Work to be completed: Beneath this sentence is a set of records; write each of them out exactly.

Entries:
══════════
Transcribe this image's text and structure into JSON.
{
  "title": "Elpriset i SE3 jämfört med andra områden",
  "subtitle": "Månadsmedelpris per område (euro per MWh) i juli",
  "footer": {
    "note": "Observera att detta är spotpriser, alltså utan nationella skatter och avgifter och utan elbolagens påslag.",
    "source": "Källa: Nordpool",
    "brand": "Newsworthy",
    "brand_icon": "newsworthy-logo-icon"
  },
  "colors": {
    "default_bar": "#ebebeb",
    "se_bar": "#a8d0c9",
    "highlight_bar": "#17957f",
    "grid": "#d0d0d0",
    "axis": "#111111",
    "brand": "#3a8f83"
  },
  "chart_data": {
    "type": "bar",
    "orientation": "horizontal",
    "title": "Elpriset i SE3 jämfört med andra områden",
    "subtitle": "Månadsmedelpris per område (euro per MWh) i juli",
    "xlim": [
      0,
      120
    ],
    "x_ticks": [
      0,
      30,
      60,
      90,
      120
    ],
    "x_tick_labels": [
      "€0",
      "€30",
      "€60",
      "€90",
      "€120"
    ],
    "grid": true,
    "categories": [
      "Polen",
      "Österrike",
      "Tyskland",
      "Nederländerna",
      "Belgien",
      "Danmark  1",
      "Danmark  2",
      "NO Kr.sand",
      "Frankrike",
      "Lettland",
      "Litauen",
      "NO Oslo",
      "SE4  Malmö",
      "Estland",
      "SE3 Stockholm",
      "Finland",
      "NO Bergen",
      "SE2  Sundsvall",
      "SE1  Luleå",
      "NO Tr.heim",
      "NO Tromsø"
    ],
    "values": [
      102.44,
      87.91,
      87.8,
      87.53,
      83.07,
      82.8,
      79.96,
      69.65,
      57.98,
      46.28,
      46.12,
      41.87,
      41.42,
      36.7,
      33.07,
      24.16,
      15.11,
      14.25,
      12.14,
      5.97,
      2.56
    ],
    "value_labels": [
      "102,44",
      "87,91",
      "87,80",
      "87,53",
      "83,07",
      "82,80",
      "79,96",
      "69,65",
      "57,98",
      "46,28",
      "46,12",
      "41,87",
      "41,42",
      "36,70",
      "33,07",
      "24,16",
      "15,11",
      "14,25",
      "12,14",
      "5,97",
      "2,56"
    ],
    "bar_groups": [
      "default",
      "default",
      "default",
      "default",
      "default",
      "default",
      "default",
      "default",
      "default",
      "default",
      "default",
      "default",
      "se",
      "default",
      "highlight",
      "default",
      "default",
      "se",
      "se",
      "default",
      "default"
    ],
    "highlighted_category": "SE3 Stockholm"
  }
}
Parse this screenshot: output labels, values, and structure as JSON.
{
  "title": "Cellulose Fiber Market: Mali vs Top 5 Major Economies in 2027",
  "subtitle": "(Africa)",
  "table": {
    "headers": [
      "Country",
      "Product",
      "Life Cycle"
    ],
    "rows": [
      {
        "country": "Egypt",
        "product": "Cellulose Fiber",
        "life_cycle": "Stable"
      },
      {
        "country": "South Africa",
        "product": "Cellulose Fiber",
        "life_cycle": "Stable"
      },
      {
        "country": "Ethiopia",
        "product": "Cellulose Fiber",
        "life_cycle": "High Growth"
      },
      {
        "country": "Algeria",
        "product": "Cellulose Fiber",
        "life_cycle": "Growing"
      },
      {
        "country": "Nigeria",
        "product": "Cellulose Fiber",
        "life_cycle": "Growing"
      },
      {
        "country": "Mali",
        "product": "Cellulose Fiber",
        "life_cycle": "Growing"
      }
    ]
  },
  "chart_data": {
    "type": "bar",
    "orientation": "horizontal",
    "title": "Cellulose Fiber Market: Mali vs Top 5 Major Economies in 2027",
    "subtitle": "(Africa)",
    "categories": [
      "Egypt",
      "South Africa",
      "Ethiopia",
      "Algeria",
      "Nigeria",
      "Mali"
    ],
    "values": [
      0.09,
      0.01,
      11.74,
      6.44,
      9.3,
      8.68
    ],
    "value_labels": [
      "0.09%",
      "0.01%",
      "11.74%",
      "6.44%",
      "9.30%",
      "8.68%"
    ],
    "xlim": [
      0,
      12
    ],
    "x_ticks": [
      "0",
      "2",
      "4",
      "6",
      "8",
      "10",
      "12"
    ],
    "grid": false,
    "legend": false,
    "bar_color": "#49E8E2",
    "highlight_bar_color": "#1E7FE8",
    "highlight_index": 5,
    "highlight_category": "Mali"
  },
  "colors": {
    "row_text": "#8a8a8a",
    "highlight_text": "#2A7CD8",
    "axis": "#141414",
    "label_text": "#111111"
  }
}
══════════
Result of this task:
Transcribe this image's text and structure into JSON.
{
  "title": "Elpriset i SE3 jämfört med andra områden",
  "subtitle": "Månadsmedelpris per område (euro per MWh) i juli",
  "footer": {
    "note": "Observera att detta är spotpriser, alltså utan nationella skatter och avgifter och utan elbolagens påslag.",
    "source": "Källa: Nordpool",
    "brand": "Newsworthy",
    "brand_icon": "newsworthy-logo-icon"
  },
  "colors": {
    "default_bar": "#ebebeb",
    "se_bar": "#a8d0c9",
    "highlight_bar": "#17957f",
    "grid": "#d0d0d0",
    "axis": "#111111",
    "brand": "#3a8f83"
  },
  "chart_data": {
    "type": "bar",
    "orientation": "horizontal",
    "title": "Elpriset i SE3 jämfört med andra områden",
    "subtitle": "Månadsmedelpris per område (euro per MWh) i juli",
    "xlim": [
      0,
      120
    ],
    "x_ticks": [
      0,
      30,
      60,
      90,
      120
    ],
    "x_tick_labels": [
      "€0",
      "€30",
      "€60",
      "€90",
      "€120"
    ],
    "grid": true,
    "categories": [
      "Polen",
      "Österrike",
      "Tyskland",
      "Nederländerna",
      "Belgien",
      "Danmark  1",
      "Danmark  2",
      "NO Kr.sand",
      "Frankrike",
      "Lettland",
      "Litauen",
      "NO Oslo",
      "SE4  Malmö",
      "Estland",
      "SE3 Stockholm",
      "Finland",
      "NO Bergen",
      "SE2  Sundsvall",
      "SE1  Luleå",
      "NO Tr.heim",
      "NO Tromsø"
    ],
    "values": [
      102.44,
      87.91,
      87.8,
      87.53,
      83.07,
      82.8,
      79.96,
      69.65,
      57.98,
      46.28,
      46.12,
      41.87,
      41.42,
      36.7,
      33.07,
      24.16,
      15.11,
      14.25,
      12.14,
      5.97,
      2.56
    ],
    "value_labels": [
      "102,44",
      "87,91",
      "87,80",
      "87,53",
      "83,07",
      "82,80",
      "79,96",
      "69,65",
      "57,98",
      "46,28",
      "46,12",
      "41,87",
      "41,42",
      "36,70",
      "33,07",
      "24,16",
      "15,11",
      "14,25",
      "12,14",
      "5,97",
      "2,56"
    ],
    "bar_groups": [
      "default",
      "default",
      "default",
      "default",
      "default",
      "default",
      "default",
      "default",
      "default",
      "default",
      "default",
      "default",
      "se",
      "default",
      "highlight",
      "default",
      "default",
      "se",
      "se",
      "default",
      "default"
    ],
    "highlighted_category": "SE3 Stockholm"
  }
}
Parse this screenshot: output labels, values, and structure as JSON.
{
  "title": "Cellulose Fiber Market: Mali vs Top 5 Major Economies in 2027",
  "subtitle": "(Africa)",
  "table": {
    "headers": [
      "Country",
      "Product",
      "Life Cycle"
    ],
    "rows": [
      {
        "country": "Egypt",
        "product": "Cellulose Fiber",
        "life_cycle": "Stable"
      },
      {
        "country": "South Africa",
        "product": "Cellulose Fiber",
        "life_cycle": "Stable"
      },
      {
        "country": "Ethiopia",
        "product": "Cellulose Fiber",
        "life_cycle": "High Growth"
      },
      {
        "country": "Algeria",
        "product": "Cellulose Fiber",
        "life_cycle": "Growing"
      },
      {
        "country": "Nigeria",
        "product": "Cellulose Fiber",
        "life_cycle": "Growing"
      },
      {
        "country": "Mali",
        "product": "Cellulose Fiber",
        "life_cycle": "Growing"
      }
    ]
  },
  "chart_data": {
    "type": "bar",
    "orientation": "horizontal",
    "title": "Cellulose Fiber Market: Mali vs Top 5 Major Economies in 2027",
    "subtitle": "(Africa)",
    "categories": [
      "Egypt",
      "South Africa",
      "Ethiopia",
      "Algeria",
      "Nigeria",
      "Mali"
    ],
    "values": [
      0.09,
      0.01,
      11.74,
      6.44,
      9.3,
      8.68
    ],
    "value_labels": [
      "0.09%",
      "0.01%",
      "11.74%",
      "6.44%",
      "9.30%",
      "8.68%"
    ],
    "xlim": [
      0,
      12
    ],
    "x_ticks": [
      "0",
      "2",
      "4",
      "6",
      "8",
      "10",
      "12"
    ],
    "grid": false,
    "legend": false,
    "bar_color": "#49E8E2",
    "highlight_bar_color": "#1E7FE8",
    "highlight_index": 5,
    "highlight_category": "Mali"
  },
  "colors": {
    "row_text": "#8a8a8a",
    "highlight_text": "#2A7CD8",
    "axis": "#141414",
    "label_text": "#111111"
  }
}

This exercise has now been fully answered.